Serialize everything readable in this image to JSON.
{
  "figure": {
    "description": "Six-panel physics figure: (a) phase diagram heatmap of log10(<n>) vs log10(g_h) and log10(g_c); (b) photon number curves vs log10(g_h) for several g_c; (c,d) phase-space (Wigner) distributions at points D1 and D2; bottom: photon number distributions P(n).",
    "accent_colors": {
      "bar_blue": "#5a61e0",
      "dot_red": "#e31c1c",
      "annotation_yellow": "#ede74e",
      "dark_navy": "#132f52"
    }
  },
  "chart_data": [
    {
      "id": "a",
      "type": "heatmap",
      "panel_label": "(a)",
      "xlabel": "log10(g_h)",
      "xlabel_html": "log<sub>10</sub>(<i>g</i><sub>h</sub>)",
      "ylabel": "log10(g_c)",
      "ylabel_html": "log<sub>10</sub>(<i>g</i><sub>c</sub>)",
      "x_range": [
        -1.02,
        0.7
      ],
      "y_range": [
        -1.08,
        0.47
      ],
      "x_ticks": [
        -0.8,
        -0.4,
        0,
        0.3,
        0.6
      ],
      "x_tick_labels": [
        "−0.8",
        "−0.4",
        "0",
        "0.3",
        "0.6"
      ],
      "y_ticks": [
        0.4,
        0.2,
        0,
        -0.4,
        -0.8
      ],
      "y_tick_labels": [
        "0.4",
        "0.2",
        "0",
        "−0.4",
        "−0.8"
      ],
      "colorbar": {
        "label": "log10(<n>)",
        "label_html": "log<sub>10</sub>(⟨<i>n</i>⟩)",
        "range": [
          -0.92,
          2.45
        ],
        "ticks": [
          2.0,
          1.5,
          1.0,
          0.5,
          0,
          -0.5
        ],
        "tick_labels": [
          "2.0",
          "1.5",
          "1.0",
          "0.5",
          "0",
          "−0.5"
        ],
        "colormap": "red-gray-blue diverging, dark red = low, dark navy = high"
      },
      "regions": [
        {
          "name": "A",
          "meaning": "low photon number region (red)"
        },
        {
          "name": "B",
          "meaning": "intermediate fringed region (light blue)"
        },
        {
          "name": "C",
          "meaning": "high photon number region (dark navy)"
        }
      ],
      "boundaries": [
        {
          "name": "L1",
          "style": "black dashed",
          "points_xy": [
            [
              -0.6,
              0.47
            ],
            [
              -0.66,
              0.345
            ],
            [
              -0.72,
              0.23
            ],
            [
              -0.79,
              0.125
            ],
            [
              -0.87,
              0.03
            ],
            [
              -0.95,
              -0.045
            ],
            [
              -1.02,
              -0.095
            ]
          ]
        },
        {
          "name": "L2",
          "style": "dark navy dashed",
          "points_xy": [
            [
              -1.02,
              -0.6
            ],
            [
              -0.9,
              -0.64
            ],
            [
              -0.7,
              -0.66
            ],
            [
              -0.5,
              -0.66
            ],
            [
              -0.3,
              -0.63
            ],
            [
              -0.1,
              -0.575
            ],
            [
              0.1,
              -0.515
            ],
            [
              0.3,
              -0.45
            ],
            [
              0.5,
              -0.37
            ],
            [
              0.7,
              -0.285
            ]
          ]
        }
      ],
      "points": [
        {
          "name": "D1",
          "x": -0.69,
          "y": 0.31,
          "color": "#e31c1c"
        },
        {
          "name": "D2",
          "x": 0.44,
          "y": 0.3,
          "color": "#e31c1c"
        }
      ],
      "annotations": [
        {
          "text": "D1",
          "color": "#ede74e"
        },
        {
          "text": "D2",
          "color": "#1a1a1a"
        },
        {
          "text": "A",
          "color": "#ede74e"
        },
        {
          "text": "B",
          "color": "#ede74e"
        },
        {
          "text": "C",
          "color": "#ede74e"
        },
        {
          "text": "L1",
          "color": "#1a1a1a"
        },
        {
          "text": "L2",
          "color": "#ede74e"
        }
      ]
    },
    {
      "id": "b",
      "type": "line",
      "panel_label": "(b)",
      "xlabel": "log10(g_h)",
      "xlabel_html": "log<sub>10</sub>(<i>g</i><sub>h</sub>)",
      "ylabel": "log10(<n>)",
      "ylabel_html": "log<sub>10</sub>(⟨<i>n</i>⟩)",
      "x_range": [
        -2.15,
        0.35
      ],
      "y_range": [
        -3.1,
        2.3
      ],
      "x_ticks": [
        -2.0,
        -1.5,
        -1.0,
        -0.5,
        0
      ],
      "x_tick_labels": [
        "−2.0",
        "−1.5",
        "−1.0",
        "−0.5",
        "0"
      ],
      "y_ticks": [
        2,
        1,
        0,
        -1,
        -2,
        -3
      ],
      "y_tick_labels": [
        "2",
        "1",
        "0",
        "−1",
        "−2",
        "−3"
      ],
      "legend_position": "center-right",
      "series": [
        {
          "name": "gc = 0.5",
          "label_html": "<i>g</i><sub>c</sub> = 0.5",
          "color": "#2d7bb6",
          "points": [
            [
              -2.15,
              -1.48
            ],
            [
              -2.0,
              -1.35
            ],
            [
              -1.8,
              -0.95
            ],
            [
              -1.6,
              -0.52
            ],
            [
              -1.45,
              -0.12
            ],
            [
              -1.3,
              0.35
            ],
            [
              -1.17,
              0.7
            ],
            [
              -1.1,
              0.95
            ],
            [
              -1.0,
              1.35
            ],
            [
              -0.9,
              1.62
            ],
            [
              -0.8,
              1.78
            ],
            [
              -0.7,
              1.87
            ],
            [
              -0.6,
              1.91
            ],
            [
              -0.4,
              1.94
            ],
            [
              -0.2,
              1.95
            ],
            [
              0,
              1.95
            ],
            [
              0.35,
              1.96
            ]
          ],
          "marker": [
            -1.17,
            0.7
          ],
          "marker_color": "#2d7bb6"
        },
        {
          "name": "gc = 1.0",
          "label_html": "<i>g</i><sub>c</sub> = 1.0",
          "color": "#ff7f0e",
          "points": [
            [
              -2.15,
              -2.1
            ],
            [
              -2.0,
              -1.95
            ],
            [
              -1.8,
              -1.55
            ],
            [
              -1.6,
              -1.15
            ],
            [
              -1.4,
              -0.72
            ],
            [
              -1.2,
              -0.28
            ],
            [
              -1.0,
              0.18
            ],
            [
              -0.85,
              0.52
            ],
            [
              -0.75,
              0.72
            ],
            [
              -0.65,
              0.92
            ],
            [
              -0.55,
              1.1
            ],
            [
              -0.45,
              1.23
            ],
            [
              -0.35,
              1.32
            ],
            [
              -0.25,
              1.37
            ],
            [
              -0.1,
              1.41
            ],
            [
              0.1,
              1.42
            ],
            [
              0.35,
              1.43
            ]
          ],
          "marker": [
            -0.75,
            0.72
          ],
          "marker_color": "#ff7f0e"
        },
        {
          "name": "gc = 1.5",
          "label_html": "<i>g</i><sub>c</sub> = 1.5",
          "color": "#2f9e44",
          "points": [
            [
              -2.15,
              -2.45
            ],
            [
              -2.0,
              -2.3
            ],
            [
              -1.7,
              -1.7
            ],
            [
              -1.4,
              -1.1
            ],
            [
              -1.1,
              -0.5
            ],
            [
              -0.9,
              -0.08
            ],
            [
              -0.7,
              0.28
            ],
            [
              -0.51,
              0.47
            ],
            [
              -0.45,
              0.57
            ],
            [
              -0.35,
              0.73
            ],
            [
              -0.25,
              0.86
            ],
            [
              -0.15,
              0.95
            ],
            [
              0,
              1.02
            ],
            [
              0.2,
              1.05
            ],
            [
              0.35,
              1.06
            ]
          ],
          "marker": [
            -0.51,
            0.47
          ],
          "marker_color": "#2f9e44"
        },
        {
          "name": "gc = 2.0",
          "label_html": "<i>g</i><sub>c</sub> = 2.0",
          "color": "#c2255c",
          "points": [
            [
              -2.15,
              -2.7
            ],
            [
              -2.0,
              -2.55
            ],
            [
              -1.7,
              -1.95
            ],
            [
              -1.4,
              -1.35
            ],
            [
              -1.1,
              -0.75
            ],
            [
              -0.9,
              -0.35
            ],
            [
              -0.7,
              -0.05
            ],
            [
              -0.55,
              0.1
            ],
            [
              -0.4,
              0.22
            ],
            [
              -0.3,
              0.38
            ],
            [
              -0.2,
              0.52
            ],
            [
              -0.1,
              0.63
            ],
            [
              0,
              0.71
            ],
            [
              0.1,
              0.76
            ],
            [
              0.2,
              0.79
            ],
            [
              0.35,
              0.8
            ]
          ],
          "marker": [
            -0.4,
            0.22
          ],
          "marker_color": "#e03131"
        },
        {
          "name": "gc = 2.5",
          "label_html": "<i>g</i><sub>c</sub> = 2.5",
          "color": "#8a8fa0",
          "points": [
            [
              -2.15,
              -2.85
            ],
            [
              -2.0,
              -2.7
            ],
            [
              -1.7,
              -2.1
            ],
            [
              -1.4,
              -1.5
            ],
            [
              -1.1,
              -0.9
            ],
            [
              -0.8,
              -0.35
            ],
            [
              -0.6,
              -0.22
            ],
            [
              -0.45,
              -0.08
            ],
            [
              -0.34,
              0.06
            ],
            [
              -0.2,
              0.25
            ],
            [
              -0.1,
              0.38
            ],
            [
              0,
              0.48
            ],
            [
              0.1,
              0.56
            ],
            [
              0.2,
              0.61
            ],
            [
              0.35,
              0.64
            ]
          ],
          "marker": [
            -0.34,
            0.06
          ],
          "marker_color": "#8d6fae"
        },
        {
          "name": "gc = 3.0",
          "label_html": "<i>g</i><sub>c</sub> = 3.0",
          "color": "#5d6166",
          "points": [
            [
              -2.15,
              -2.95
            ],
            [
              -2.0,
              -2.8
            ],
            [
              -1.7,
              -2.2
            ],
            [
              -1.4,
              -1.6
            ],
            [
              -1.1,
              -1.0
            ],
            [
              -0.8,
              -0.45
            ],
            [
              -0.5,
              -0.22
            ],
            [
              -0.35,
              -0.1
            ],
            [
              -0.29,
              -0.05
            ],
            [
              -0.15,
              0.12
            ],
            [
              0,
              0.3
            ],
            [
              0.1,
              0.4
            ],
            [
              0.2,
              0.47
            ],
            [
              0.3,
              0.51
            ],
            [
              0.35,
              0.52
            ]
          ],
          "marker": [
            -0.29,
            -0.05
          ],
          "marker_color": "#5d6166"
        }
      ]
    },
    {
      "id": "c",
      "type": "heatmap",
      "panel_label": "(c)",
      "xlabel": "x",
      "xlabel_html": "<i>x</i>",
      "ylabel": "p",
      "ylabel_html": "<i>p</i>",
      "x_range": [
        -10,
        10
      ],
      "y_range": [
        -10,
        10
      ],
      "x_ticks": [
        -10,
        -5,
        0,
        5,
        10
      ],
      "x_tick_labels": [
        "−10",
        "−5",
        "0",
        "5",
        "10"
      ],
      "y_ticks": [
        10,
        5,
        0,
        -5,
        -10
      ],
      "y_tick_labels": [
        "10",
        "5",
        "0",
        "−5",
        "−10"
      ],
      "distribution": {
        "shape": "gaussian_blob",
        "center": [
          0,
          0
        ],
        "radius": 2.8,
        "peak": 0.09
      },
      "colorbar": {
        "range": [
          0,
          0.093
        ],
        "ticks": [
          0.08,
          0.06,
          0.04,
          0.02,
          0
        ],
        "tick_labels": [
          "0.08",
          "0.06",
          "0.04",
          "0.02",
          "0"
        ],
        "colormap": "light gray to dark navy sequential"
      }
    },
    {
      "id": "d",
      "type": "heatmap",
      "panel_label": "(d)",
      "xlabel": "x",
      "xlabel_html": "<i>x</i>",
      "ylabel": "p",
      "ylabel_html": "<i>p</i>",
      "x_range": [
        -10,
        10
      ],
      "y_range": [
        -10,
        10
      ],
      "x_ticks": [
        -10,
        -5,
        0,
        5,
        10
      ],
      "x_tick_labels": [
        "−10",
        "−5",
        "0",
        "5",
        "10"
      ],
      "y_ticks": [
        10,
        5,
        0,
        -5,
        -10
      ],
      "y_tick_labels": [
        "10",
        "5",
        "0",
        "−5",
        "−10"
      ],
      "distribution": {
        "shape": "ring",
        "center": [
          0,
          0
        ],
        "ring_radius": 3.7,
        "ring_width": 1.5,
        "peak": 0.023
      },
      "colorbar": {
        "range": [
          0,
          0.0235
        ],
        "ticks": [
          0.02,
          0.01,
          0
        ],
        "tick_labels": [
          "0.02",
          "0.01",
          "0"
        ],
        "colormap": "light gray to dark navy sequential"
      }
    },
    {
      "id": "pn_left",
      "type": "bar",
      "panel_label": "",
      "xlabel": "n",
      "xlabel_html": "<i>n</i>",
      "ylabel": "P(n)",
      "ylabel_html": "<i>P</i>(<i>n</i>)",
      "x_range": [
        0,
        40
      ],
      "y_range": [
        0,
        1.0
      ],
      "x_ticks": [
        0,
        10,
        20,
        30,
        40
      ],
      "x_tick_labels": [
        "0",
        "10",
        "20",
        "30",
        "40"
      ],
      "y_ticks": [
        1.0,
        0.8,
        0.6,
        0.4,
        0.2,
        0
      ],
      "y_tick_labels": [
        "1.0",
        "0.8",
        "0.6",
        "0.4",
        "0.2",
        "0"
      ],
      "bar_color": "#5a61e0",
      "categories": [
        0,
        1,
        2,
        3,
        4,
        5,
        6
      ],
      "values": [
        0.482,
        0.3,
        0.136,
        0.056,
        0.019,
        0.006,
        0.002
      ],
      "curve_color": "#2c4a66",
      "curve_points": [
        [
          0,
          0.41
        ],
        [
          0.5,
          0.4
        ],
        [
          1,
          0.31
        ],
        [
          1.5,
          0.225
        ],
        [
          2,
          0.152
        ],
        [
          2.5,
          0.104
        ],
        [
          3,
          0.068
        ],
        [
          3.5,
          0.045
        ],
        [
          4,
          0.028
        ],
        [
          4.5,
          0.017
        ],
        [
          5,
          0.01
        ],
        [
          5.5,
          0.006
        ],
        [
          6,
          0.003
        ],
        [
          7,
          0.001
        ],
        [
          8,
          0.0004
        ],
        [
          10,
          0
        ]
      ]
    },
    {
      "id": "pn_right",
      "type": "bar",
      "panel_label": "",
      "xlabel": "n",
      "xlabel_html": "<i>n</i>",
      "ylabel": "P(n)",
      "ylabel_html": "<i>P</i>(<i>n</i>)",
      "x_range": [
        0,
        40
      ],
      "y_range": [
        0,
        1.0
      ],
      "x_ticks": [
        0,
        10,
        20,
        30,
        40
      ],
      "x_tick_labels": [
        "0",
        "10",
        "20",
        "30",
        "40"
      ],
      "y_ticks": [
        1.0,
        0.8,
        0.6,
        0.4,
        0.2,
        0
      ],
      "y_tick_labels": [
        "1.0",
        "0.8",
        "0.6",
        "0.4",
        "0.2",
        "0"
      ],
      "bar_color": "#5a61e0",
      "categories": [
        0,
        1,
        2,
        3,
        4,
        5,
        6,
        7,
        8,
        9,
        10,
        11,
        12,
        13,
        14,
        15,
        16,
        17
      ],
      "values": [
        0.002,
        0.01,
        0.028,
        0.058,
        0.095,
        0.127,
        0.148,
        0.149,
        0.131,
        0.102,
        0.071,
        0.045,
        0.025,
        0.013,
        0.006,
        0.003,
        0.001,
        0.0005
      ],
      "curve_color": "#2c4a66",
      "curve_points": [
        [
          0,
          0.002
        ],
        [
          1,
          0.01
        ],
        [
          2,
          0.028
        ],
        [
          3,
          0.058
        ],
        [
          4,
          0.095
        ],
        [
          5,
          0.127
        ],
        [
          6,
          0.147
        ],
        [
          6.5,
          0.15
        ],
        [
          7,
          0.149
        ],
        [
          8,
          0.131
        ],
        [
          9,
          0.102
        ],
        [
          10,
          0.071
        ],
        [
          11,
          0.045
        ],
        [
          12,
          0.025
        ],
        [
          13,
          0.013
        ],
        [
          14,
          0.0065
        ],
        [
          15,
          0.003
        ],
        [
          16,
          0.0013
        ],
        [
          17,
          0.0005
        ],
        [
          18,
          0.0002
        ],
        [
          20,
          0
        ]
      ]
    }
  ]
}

■ **Aim of the task**:
Indicate how many lines of the material contain the string "figure", giving the number and nothing more.

■ **Solution to the exercise**:
2